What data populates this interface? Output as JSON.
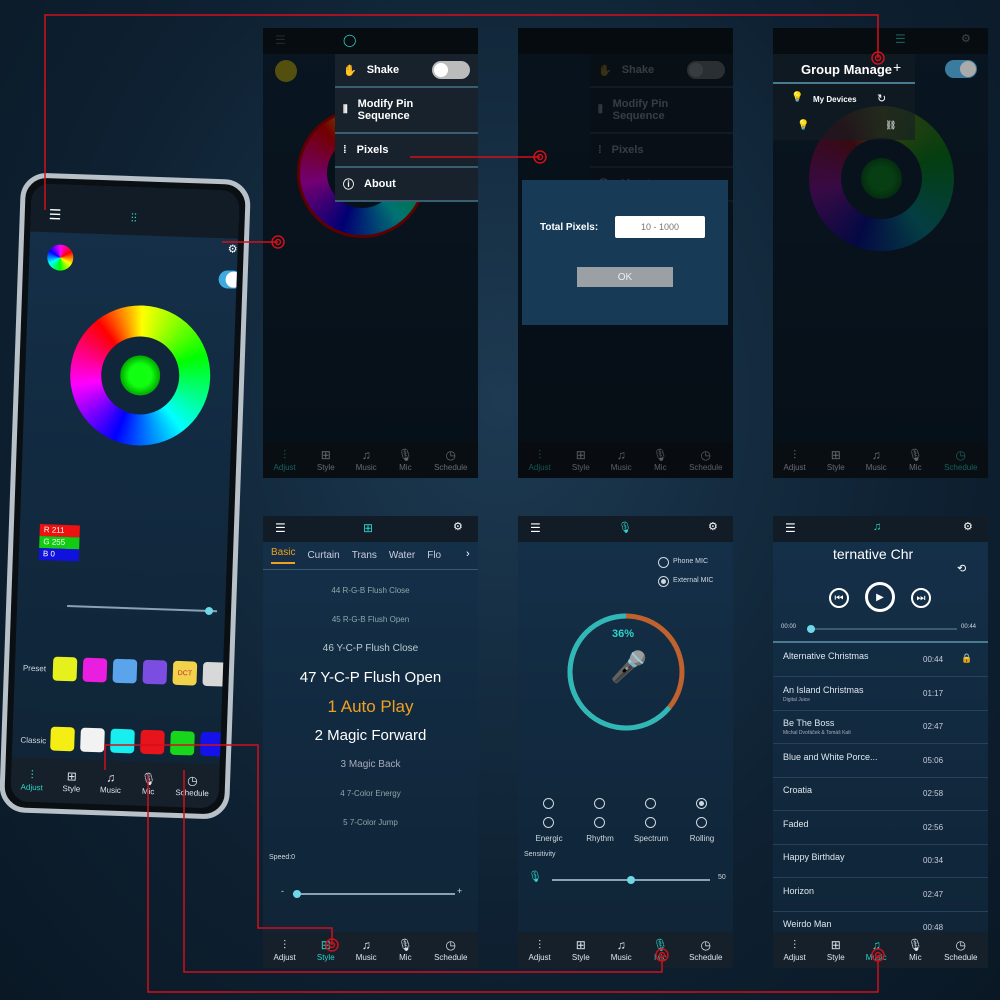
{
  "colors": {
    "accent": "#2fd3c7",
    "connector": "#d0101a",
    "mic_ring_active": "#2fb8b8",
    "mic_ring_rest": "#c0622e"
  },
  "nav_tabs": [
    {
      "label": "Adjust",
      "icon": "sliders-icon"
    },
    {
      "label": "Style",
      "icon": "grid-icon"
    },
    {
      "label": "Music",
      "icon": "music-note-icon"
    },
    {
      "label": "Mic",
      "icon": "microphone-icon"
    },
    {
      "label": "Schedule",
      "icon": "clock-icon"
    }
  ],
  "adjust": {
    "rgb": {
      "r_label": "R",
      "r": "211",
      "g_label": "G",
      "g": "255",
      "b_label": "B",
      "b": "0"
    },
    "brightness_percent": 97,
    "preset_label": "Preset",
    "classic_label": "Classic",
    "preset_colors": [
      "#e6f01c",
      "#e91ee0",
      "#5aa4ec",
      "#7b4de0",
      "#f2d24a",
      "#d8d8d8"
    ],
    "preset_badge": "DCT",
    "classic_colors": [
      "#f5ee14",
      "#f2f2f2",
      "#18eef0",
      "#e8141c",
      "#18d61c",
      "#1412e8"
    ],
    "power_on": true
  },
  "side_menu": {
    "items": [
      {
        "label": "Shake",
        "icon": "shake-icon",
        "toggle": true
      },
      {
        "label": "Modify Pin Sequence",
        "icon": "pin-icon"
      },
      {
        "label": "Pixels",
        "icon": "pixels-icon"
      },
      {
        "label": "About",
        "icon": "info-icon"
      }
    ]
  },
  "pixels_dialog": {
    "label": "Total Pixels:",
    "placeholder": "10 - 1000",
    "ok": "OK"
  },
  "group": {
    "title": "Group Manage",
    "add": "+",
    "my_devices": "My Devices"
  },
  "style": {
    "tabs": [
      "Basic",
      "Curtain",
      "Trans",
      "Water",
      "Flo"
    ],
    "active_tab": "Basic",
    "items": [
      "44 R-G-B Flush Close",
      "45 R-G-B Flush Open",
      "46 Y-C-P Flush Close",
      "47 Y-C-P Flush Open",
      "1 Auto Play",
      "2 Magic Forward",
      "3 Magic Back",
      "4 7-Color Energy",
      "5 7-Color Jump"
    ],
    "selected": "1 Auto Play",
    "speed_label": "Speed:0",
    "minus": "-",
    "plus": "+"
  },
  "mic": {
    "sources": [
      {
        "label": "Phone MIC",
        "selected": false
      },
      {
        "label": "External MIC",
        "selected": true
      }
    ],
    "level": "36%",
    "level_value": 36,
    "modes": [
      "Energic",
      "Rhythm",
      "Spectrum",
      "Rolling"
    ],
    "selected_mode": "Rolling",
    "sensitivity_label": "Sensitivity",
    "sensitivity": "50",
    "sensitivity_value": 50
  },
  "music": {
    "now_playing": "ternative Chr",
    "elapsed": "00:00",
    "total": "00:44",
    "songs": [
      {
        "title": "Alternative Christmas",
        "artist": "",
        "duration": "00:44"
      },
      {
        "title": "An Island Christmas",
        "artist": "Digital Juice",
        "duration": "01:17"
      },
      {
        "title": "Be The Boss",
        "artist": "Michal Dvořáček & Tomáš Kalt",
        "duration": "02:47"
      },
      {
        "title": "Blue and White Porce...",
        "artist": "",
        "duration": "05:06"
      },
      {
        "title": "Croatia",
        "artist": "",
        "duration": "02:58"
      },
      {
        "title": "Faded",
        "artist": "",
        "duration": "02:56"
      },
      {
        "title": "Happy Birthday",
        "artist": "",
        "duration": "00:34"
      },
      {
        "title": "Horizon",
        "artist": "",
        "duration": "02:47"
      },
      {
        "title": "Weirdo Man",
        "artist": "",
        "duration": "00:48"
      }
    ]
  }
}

+ + +

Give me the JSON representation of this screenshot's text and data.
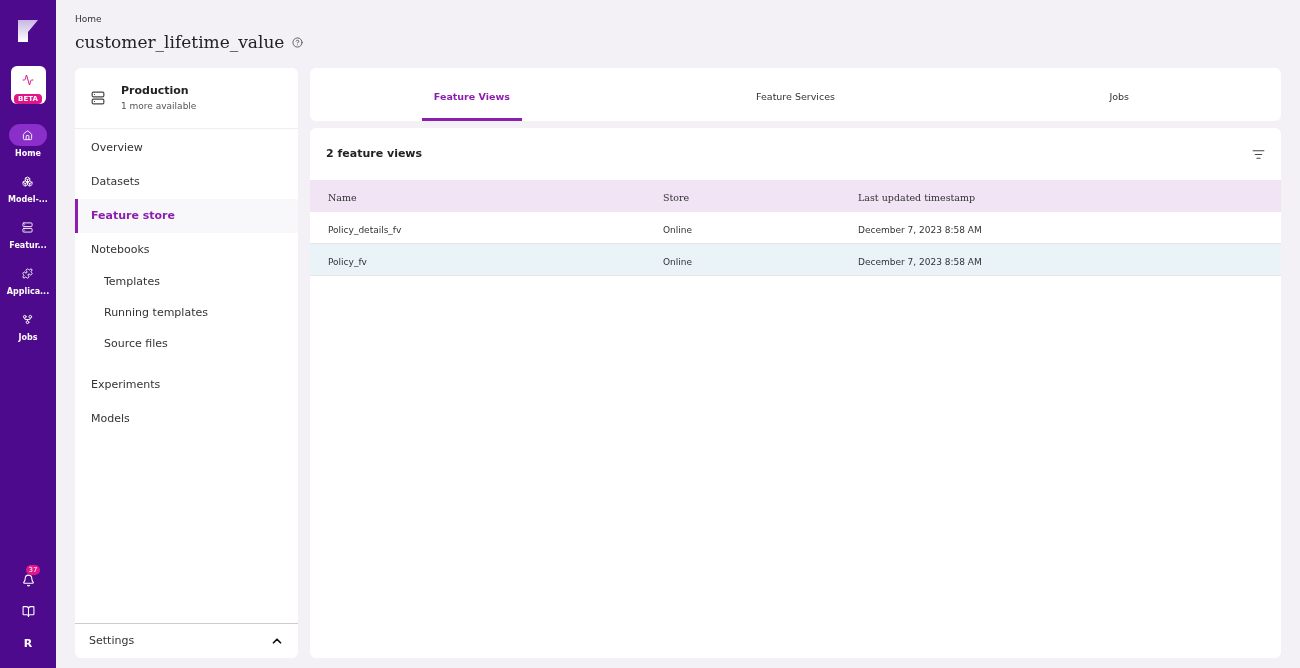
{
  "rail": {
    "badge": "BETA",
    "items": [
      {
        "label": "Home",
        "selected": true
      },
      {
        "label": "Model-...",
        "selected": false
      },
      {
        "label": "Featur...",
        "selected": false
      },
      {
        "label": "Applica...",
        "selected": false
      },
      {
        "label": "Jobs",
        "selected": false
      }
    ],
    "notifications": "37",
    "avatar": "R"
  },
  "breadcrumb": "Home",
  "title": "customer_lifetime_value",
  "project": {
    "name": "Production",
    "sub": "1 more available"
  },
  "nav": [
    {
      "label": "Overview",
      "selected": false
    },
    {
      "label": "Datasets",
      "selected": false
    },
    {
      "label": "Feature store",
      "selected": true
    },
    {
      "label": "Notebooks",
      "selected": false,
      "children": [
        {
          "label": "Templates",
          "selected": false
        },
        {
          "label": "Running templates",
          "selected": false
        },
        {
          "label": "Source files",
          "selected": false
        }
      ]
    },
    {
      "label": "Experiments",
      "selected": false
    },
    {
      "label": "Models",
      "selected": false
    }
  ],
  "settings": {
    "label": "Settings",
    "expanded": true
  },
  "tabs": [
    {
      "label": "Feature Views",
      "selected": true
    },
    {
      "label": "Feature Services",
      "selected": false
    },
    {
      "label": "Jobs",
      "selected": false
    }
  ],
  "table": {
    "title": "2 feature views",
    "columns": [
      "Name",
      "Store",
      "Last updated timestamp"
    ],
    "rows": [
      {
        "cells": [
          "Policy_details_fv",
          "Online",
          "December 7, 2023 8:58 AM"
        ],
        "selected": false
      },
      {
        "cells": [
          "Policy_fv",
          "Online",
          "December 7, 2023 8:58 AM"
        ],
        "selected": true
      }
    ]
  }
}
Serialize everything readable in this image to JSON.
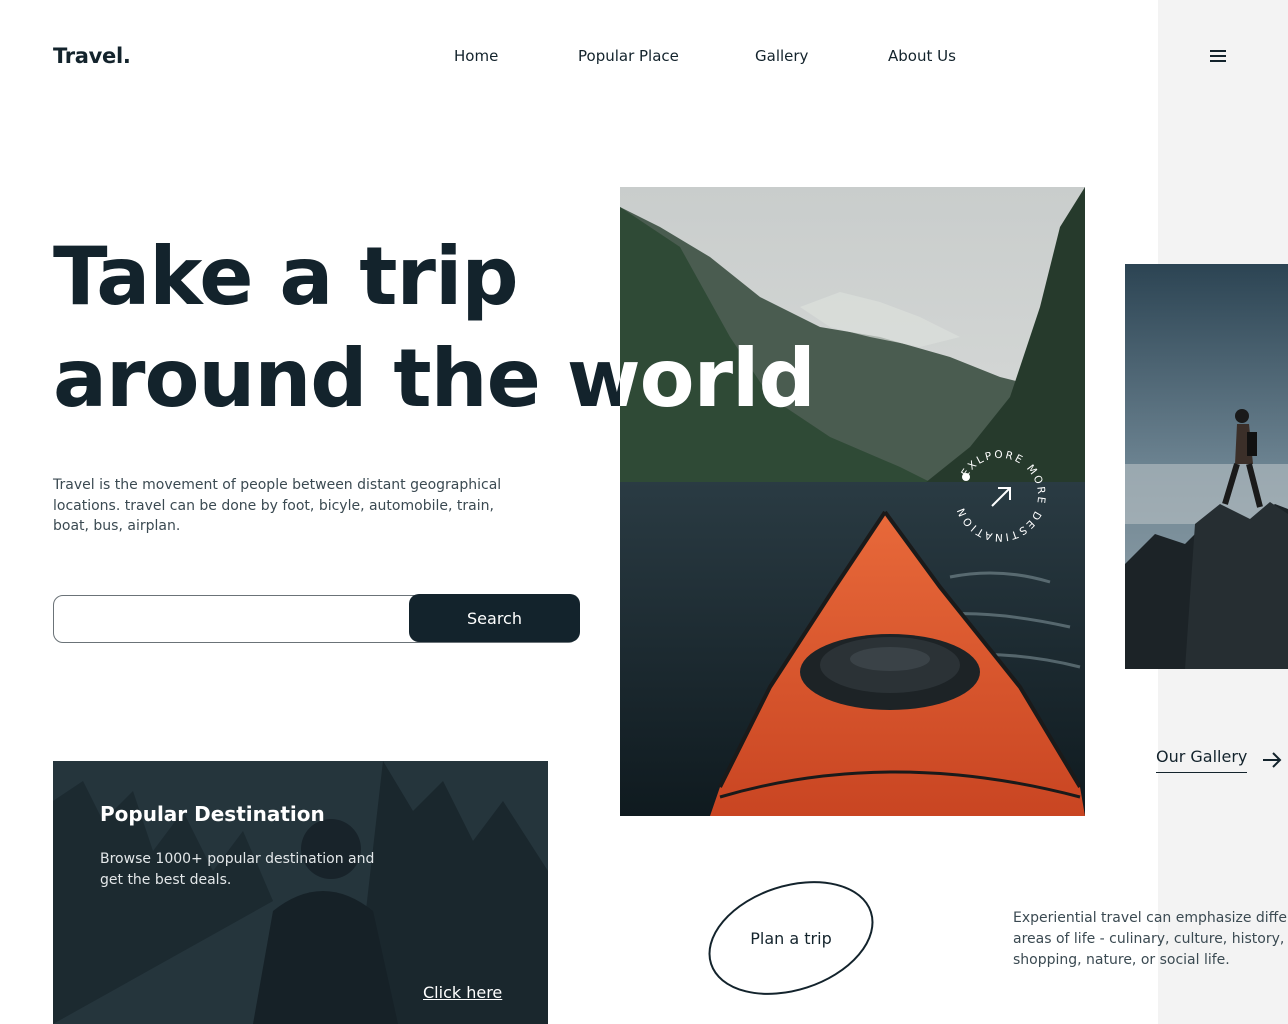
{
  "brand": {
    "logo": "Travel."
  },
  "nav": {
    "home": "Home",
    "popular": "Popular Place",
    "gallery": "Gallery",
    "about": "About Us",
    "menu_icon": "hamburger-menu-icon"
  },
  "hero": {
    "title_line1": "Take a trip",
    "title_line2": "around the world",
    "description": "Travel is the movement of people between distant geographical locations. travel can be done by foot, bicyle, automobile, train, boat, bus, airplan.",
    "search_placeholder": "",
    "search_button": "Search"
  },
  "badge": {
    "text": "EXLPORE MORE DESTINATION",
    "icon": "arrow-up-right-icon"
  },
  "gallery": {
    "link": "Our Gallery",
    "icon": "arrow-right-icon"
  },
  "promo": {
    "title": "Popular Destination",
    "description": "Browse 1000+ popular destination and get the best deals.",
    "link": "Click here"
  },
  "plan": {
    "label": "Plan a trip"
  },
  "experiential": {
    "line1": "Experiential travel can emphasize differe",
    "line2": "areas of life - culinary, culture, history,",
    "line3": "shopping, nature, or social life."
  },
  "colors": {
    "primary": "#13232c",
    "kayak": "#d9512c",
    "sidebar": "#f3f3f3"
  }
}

+ + +

# Exercise requirements
Search the data above for the string "Christmas" and copy each line that has it.

# Answer in full
        "title": "Alternative Christmas",
        "title": "An Island Christmas",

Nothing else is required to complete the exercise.